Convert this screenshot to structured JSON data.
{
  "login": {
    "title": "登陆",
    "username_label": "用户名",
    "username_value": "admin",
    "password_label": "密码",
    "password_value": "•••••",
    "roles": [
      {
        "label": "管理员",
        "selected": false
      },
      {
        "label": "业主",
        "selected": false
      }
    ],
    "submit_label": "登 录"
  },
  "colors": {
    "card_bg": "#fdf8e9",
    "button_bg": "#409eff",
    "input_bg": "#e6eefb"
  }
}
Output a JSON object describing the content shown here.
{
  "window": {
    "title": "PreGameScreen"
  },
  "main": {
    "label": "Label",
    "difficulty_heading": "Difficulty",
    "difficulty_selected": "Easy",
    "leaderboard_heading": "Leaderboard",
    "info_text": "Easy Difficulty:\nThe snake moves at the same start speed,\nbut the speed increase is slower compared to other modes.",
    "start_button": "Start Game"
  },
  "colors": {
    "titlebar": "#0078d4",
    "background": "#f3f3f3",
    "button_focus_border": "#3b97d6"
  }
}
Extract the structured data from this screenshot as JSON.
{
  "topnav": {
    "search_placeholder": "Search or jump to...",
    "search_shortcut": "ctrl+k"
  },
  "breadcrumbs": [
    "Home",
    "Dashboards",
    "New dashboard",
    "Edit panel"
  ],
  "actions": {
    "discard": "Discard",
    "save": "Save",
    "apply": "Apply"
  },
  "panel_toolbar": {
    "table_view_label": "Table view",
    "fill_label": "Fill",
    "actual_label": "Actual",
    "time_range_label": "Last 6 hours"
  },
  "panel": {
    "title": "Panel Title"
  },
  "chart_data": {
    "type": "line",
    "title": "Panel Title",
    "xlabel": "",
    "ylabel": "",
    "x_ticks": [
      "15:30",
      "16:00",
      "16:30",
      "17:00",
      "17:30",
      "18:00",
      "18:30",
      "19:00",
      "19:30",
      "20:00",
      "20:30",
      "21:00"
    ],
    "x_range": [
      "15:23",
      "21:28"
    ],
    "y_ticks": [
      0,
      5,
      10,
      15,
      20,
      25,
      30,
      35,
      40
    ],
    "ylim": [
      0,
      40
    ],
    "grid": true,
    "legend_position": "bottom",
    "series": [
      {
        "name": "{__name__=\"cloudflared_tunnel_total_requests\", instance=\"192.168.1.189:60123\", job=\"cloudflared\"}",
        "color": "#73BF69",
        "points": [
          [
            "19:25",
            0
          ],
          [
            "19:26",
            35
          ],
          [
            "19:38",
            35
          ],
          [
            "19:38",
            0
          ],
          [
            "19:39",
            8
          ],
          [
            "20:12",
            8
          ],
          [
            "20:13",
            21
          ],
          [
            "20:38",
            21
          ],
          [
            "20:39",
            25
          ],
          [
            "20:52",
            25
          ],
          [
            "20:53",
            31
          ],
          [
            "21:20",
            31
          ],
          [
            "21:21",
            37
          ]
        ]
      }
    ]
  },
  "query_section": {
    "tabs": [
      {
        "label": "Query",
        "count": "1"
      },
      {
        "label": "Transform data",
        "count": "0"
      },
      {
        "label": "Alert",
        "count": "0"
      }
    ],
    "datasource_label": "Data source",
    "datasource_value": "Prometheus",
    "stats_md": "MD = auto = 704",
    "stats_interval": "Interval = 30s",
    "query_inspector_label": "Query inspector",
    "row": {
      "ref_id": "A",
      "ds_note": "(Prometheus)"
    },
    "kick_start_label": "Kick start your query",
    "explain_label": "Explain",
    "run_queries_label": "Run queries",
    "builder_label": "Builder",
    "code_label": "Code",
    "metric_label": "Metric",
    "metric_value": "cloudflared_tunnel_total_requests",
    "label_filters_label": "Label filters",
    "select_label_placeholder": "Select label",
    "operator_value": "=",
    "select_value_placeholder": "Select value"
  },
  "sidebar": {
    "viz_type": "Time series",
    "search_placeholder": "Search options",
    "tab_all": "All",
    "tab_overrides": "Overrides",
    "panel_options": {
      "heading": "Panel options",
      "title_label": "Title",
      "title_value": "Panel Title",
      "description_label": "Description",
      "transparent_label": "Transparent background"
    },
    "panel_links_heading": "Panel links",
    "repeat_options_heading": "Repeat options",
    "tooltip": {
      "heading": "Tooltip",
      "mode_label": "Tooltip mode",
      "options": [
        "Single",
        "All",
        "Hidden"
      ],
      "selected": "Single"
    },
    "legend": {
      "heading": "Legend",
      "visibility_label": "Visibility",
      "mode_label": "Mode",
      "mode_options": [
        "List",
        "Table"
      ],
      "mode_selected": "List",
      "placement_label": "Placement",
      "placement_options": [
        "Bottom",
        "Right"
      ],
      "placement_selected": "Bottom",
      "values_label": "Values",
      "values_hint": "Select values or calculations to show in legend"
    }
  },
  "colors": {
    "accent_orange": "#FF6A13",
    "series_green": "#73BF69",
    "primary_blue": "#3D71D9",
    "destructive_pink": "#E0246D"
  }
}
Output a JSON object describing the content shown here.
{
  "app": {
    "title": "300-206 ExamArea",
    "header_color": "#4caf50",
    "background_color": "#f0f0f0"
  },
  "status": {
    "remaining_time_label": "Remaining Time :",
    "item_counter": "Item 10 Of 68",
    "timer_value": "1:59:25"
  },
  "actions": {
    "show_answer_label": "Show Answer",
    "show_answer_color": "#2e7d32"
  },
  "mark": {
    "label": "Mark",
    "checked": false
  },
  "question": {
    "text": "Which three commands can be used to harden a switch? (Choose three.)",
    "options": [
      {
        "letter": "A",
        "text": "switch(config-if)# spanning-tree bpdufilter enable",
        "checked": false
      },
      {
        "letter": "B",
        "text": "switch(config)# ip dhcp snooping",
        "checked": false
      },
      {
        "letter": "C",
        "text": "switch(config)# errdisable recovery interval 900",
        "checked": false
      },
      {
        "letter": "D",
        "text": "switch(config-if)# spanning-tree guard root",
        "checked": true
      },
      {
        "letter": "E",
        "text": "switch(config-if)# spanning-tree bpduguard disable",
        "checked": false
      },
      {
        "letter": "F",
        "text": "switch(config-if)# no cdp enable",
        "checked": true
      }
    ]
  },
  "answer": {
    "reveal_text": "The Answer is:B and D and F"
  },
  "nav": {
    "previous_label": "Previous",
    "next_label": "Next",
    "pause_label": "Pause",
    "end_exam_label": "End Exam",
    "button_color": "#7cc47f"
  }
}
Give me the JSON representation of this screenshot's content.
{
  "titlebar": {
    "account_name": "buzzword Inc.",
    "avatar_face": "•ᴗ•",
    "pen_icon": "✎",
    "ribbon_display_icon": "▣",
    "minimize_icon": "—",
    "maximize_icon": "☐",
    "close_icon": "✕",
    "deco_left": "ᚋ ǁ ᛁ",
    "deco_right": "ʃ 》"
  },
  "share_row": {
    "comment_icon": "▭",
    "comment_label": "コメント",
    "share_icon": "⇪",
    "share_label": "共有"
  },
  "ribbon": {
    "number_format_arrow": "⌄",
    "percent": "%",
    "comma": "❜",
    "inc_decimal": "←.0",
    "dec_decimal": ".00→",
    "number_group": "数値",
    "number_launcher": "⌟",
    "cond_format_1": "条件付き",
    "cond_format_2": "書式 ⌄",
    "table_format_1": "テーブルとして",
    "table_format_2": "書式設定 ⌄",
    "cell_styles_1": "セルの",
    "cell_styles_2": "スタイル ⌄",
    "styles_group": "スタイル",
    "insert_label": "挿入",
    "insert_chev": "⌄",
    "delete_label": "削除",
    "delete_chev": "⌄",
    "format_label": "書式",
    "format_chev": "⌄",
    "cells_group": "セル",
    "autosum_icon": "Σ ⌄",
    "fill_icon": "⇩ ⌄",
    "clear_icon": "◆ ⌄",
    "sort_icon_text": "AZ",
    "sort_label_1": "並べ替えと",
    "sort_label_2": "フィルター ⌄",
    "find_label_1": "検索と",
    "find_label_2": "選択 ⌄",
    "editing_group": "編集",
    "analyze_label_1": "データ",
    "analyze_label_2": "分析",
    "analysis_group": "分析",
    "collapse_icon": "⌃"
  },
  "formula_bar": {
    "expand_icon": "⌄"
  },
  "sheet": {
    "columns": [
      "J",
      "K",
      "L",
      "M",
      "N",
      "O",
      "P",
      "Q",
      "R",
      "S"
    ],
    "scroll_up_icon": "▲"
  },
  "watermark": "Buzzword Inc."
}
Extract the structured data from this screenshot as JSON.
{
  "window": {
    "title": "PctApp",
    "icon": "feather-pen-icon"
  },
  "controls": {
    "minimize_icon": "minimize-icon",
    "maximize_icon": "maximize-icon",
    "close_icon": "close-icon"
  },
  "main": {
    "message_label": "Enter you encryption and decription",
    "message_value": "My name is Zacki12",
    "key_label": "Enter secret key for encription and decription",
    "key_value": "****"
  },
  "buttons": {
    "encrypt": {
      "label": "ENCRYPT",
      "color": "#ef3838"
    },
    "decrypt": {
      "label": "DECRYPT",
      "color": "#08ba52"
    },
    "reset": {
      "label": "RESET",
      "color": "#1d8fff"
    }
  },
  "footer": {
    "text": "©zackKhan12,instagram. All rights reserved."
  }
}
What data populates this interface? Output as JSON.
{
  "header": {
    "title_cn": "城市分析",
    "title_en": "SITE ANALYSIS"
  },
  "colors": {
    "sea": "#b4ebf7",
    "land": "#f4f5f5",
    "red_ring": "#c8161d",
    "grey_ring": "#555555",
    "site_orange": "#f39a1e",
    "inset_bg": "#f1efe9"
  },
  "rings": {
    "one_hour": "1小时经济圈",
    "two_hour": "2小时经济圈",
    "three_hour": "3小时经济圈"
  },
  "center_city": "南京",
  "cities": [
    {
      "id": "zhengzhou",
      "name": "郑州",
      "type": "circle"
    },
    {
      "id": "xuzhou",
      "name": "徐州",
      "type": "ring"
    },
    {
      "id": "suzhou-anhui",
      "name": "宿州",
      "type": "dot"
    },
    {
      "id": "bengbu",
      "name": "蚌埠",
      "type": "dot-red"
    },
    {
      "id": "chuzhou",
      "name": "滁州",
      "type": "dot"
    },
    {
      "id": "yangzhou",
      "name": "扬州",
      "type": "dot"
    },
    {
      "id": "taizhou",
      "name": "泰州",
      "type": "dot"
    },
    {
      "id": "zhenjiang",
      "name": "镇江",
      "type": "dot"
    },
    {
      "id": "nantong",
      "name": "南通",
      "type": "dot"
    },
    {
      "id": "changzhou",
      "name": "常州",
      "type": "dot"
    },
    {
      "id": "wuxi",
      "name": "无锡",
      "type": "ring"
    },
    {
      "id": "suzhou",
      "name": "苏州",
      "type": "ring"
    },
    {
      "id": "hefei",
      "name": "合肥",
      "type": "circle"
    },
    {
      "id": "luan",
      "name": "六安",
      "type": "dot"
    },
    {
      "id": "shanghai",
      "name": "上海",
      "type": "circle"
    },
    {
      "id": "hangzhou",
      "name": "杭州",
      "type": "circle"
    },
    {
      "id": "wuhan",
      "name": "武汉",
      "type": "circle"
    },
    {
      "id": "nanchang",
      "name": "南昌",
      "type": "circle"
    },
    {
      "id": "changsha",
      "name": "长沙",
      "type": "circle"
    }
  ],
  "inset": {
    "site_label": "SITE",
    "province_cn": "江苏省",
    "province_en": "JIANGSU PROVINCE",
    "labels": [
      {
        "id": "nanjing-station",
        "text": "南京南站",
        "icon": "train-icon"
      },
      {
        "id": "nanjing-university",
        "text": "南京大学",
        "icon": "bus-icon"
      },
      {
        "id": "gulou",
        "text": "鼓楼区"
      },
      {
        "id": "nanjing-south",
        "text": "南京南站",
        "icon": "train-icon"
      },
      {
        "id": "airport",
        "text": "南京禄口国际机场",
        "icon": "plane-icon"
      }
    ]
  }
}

*Aim of the task*. Search the listing for the word "letter" and return each line that holds it.

*Answer to this problem*.
        "letter": "A",
        "letter": "B",
        "letter": "C",
        "letter": "D",
        "letter": "E",
        "letter": "F",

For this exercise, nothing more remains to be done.